Stored data:
....
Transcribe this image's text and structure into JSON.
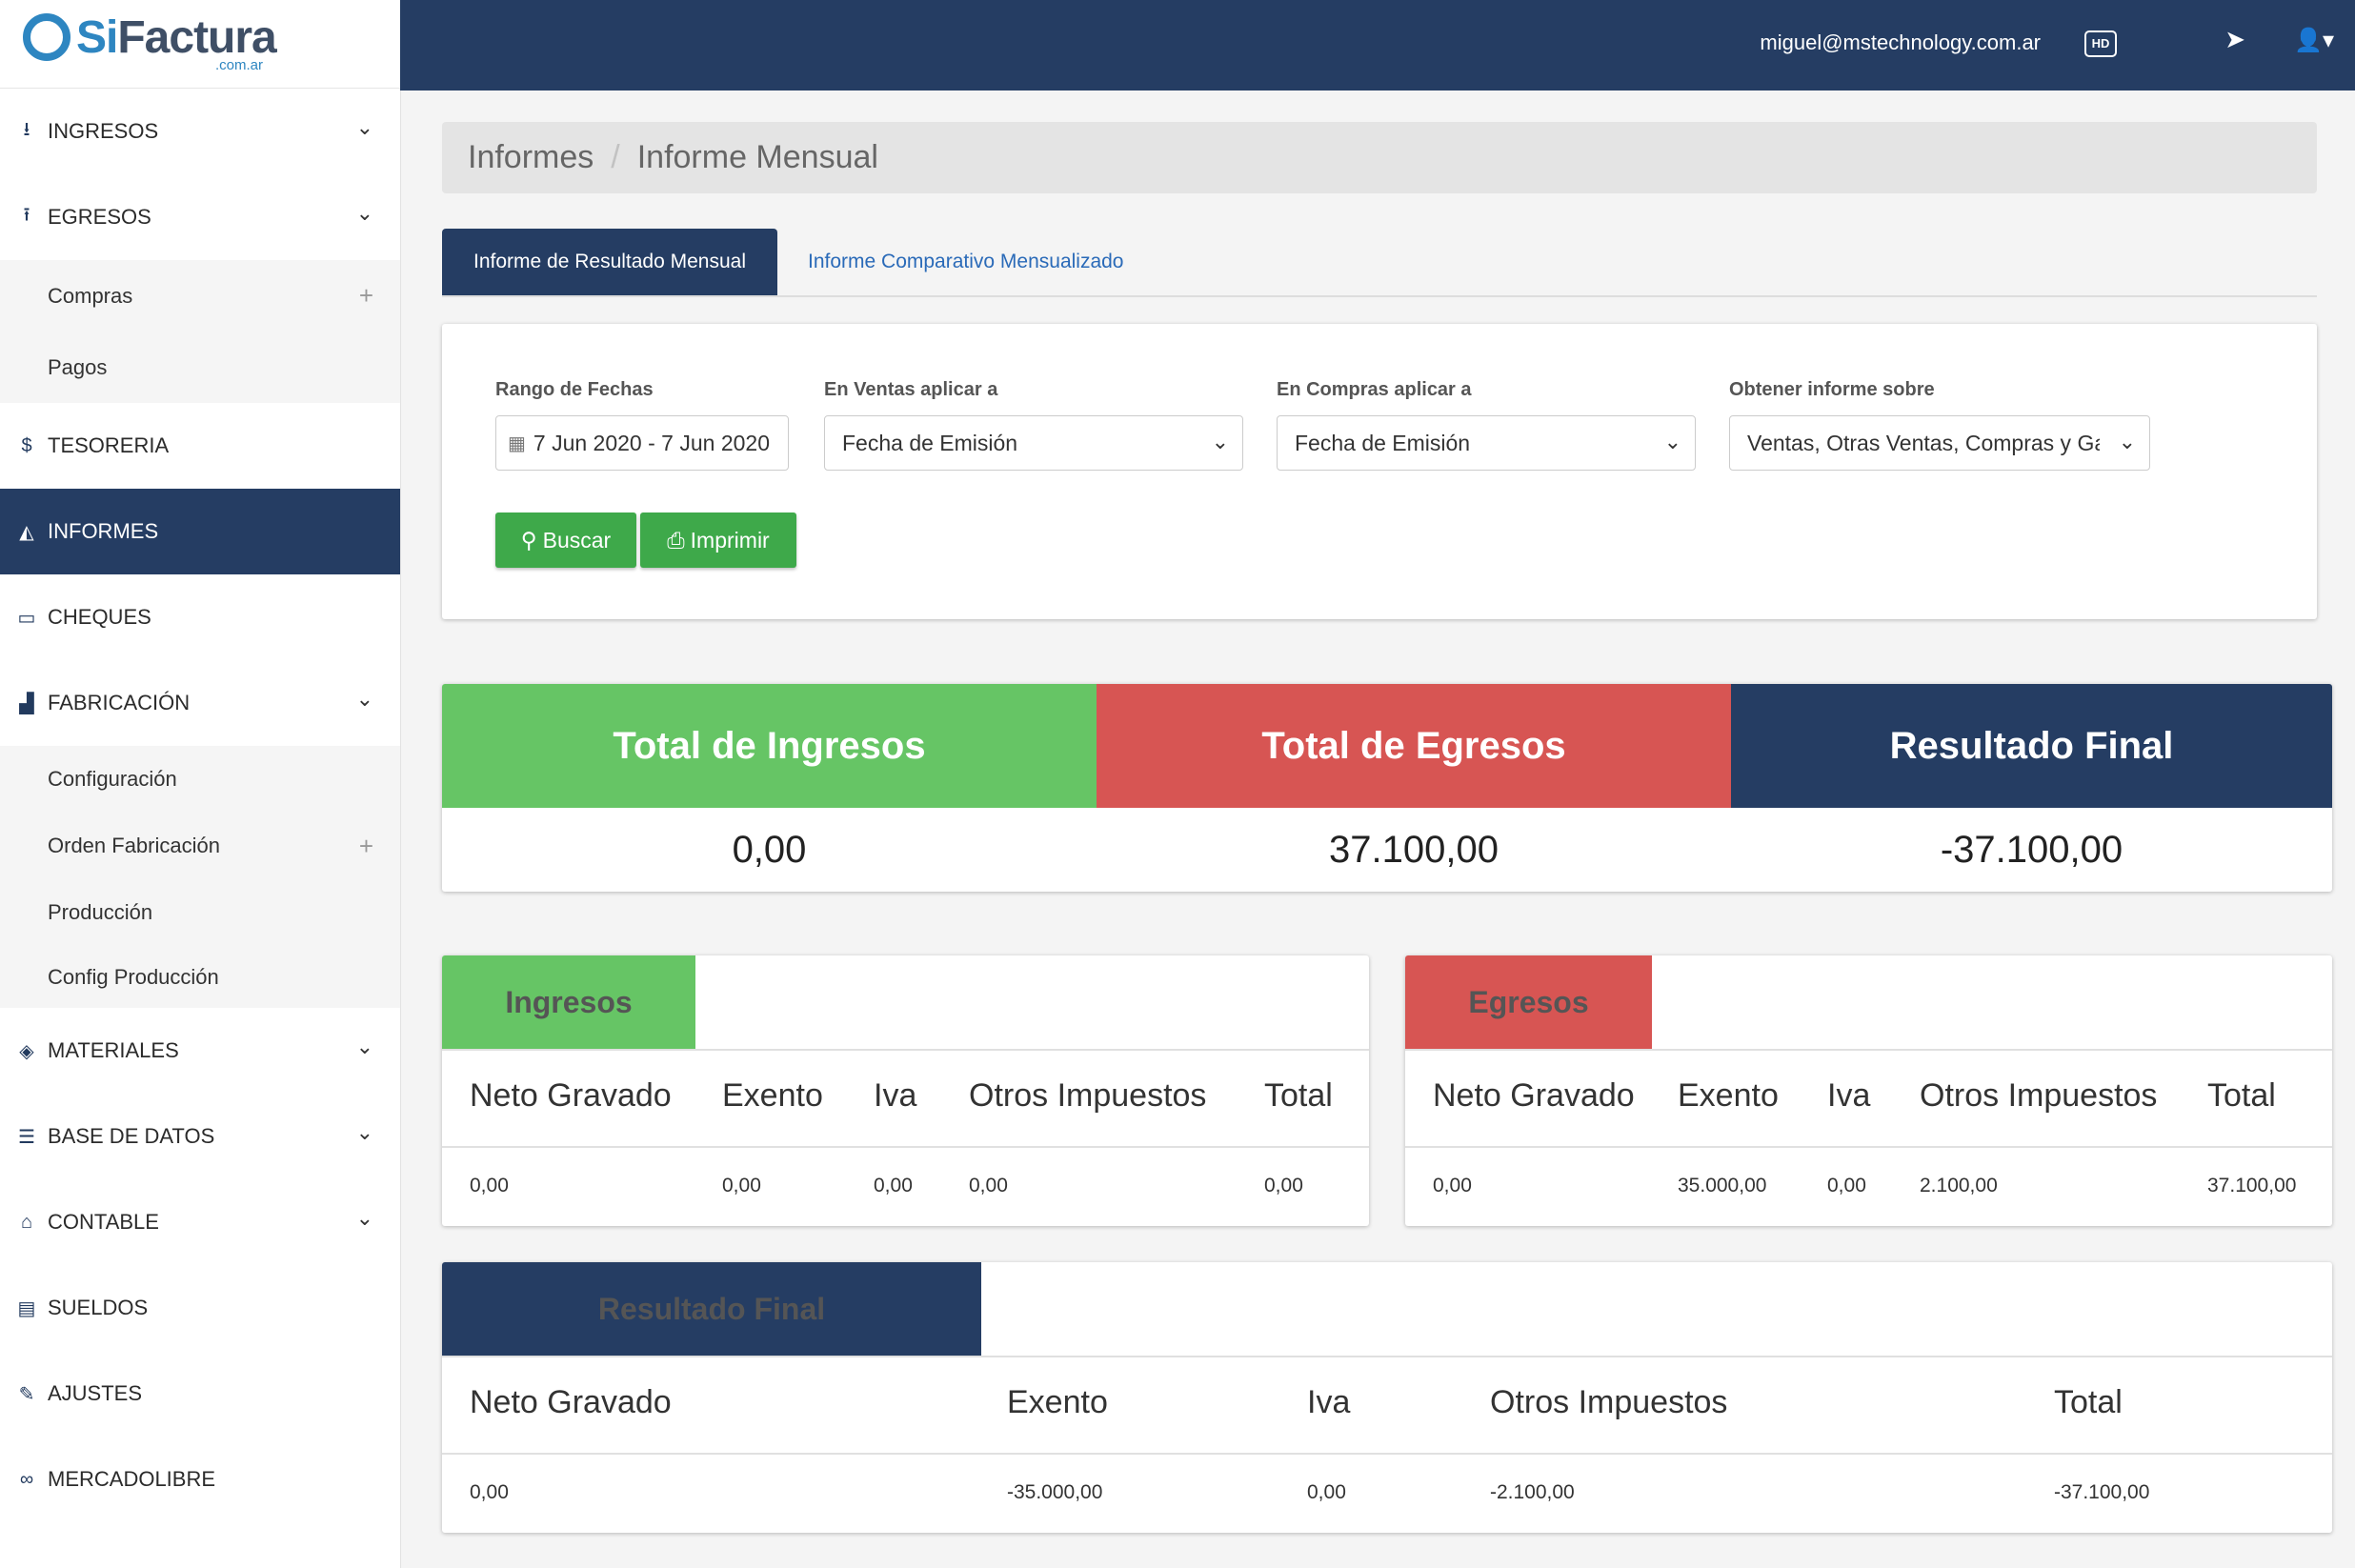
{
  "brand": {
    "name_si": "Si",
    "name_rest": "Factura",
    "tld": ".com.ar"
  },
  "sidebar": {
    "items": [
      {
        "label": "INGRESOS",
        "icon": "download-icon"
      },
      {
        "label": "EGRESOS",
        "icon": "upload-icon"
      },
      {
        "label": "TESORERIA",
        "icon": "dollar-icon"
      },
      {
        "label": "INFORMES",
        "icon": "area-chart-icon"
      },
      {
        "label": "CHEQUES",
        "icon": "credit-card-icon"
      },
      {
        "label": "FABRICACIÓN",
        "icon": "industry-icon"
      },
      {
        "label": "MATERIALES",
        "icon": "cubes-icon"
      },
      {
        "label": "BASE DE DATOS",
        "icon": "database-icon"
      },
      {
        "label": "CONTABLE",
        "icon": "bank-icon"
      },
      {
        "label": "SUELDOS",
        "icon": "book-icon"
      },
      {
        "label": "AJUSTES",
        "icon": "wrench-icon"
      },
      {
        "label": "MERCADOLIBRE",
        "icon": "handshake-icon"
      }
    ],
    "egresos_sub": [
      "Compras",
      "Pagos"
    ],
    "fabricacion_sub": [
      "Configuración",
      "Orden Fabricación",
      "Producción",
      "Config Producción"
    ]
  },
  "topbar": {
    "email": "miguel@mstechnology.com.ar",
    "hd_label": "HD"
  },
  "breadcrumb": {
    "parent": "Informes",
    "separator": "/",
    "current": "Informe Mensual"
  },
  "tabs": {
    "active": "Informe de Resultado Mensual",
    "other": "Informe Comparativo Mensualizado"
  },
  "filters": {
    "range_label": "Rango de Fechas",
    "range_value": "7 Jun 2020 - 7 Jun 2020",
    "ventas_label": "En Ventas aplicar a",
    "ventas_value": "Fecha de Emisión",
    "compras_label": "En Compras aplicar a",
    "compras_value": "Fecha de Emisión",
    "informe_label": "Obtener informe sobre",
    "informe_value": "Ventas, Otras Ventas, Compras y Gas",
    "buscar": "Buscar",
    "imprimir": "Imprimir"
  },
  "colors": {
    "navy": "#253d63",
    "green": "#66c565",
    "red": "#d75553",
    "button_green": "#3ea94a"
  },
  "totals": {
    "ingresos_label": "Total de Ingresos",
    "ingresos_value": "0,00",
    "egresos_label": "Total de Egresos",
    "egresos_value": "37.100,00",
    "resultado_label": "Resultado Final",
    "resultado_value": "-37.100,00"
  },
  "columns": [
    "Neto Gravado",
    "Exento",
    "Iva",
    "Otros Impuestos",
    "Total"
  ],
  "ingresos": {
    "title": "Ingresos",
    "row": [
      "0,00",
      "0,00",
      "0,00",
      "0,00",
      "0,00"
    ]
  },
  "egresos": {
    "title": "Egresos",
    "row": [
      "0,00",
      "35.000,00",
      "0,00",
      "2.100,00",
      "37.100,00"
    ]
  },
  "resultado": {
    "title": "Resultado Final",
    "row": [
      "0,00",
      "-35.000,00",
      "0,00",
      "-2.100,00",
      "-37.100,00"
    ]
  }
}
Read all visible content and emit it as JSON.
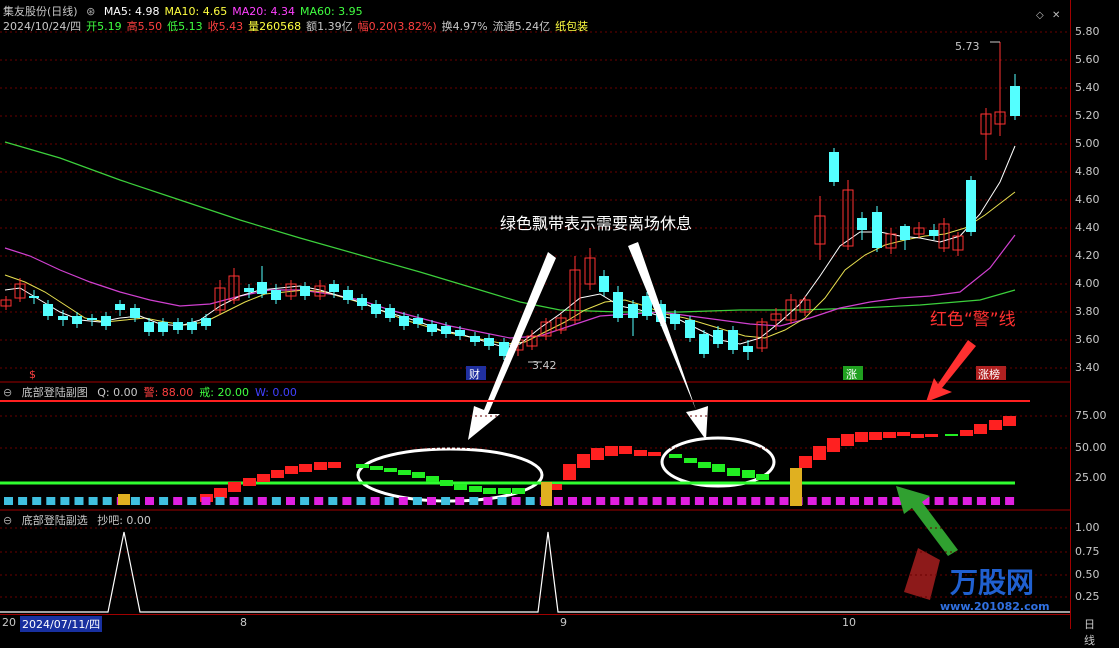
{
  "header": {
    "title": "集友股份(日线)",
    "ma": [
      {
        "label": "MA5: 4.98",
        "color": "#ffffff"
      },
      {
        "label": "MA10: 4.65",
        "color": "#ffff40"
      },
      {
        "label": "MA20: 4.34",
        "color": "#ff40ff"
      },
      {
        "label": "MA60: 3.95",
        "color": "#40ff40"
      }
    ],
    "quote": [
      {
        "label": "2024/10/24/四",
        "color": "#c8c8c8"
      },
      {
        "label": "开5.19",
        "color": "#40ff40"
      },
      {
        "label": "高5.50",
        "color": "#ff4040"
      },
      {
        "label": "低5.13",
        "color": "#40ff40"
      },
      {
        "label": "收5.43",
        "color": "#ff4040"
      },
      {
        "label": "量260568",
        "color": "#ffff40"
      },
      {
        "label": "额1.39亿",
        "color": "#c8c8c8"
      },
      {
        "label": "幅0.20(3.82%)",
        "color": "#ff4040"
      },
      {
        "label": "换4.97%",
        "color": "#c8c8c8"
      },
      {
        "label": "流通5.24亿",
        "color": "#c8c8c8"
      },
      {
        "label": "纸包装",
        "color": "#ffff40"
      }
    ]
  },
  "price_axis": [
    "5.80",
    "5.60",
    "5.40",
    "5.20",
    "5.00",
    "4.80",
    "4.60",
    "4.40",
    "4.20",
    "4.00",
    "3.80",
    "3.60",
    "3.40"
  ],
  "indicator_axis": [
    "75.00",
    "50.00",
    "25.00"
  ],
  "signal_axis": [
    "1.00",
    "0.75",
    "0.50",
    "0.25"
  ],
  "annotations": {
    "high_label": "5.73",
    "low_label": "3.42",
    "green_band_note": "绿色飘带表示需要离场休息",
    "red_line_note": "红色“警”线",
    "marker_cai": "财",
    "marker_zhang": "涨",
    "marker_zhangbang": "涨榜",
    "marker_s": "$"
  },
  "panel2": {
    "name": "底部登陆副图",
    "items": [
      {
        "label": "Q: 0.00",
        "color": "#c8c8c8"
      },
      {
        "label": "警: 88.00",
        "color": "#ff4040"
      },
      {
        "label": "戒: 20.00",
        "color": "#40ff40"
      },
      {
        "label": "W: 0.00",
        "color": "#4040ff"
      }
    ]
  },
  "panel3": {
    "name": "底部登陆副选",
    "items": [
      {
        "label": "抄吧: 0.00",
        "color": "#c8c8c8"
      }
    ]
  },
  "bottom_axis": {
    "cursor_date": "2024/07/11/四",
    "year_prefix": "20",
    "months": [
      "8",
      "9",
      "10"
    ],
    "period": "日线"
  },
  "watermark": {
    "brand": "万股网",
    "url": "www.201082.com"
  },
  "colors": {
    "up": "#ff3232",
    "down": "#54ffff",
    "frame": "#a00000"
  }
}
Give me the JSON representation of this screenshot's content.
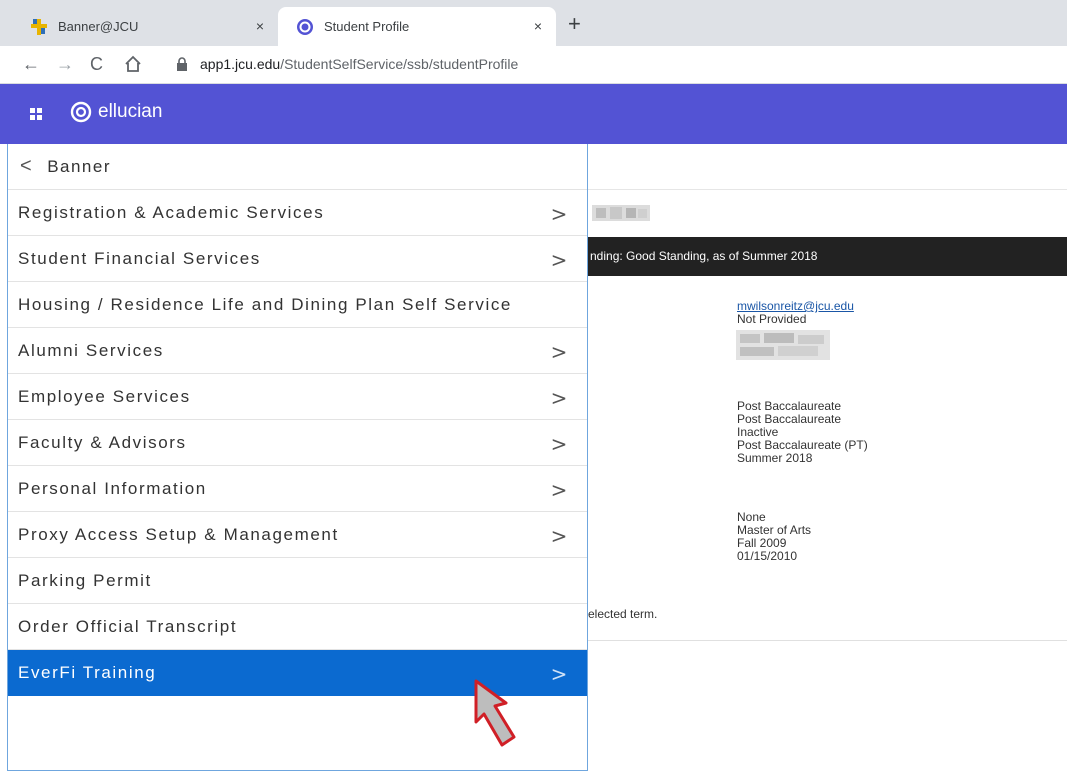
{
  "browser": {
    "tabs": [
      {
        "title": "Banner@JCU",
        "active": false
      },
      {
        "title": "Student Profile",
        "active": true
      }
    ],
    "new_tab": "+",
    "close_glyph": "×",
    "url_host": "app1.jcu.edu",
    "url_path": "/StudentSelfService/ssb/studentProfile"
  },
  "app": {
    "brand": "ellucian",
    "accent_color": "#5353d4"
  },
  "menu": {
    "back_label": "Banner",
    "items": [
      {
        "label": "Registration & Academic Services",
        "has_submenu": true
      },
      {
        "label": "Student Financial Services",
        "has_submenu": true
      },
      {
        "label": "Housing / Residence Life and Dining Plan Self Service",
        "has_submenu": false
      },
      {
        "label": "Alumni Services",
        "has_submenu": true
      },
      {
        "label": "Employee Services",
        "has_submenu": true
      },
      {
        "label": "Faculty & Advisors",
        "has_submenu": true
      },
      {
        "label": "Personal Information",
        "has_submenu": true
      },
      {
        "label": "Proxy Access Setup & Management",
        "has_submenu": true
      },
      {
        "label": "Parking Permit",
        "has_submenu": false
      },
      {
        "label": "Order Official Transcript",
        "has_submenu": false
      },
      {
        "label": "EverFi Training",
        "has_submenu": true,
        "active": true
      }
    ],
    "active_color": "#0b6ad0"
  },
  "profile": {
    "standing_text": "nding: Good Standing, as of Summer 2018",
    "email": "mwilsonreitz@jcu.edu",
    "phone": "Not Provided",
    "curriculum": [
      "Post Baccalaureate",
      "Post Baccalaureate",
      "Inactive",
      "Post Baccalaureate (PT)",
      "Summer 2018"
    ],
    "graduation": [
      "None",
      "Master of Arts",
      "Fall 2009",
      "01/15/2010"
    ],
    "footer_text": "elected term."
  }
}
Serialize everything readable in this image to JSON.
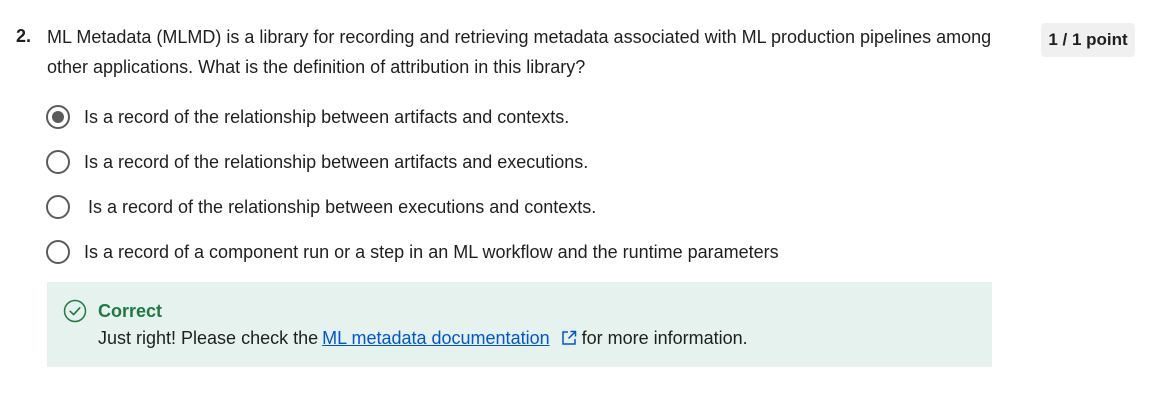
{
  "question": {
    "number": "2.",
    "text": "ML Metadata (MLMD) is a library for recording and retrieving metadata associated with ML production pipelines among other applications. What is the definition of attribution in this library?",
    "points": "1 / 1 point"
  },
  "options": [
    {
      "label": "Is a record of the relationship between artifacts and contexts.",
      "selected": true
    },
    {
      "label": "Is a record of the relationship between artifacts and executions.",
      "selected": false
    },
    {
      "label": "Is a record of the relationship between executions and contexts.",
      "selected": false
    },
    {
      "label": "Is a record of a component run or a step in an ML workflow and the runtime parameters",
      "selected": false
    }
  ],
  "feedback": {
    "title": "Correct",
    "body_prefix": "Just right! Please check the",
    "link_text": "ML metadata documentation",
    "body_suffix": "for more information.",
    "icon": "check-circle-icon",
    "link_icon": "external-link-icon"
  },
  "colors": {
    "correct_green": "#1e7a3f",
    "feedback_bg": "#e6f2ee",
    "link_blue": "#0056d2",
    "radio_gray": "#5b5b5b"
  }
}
....
● TASK
Gather every line from the listing above in which "Services" appears, and copy those lines.

● TASK SOLUTION
        "label": "Registration & Academic Services",
        "label": "Student Financial Services",
        "label": "Alumni Services",
        "label": "Employee Services",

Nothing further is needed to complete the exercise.